## Task item
Search the records below for the string "into" and copy each line where it turns up.
[Opening Records section]
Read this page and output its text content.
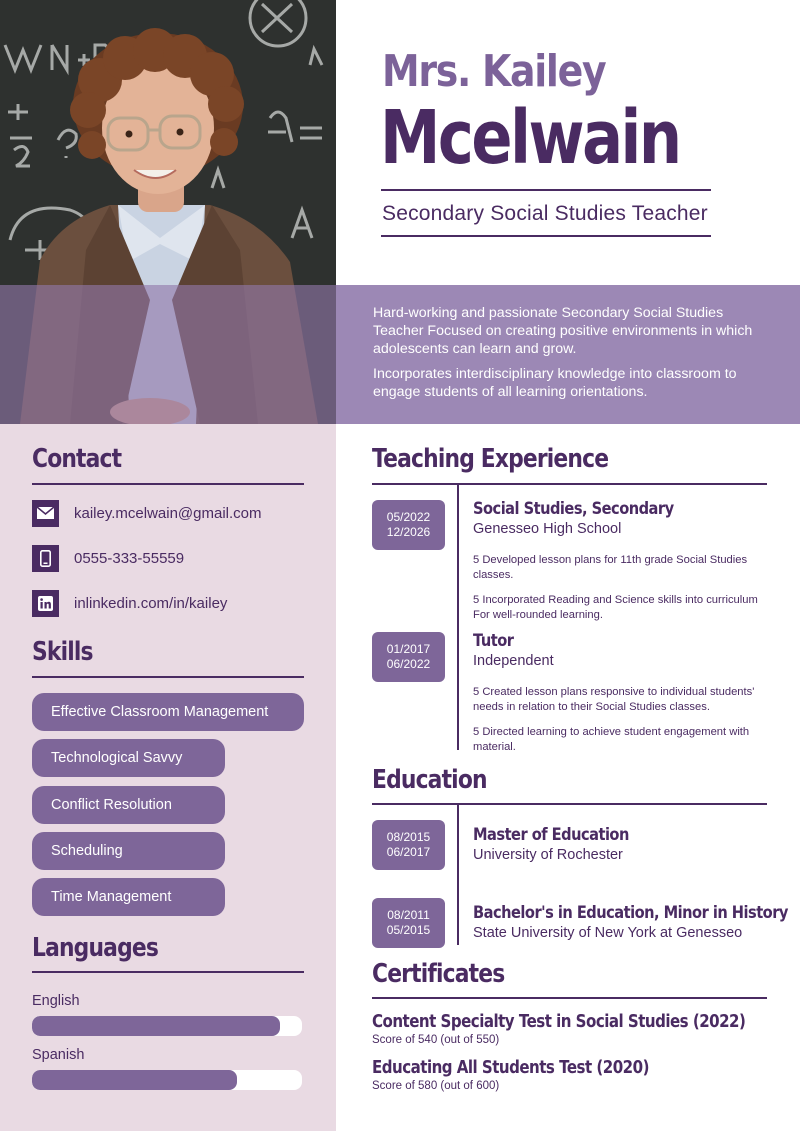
Mrs. Kailey
Mcelwain
Secondary Social Studies Teacher

Hard-working and passionate Secondary Social Studies Teacher Focused on creating positive environments in which adolescents can learn and grow.

Incorporates interdisciplinary knowledge into classroom to engage students of all learning orientations.

Contact
kailey.mcelwain@gmail.com
0555-333-55559
inlinkedin.com/in/kailey
Skills
Effective Classroom Management
Technological Savvy
Conflict Resolution
Scheduling
Time Management
Languages
English
Spanish
Teaching Experience
05/2022
12/2026
Social Studies, Secondary
Genesseo High School
5 Developed lesson plans for 11th grade Social Studies classes.
5 Incorporated Reading and Science skills into curriculum For well-rounded learning.
01/2017
06/2022
Tutor
Independent
5 Created lesson plans responsive to individual students' needs in relation to their Social Studies classes.
5 Directed learning to achieve student engagement with material.
Education
08/2015
06/2017
Master of Education
University of Rochester
08/2011
05/2015
Bachelor's in Education, Minor in History
State University of New York at Genesseo
Certificates
Content Specialty Test in Social Studies (2022)
Score of 540 (out of 550)
Educating All Students Test (2020)
Score of 580 (out of 600)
[Closing Records section]
## Response to the task
Incorporates interdisciplinary knowledge into classroom to engage students of all learning orientations.
5 Incorporated Reading and Science skills into curriculum For well-rounded learning.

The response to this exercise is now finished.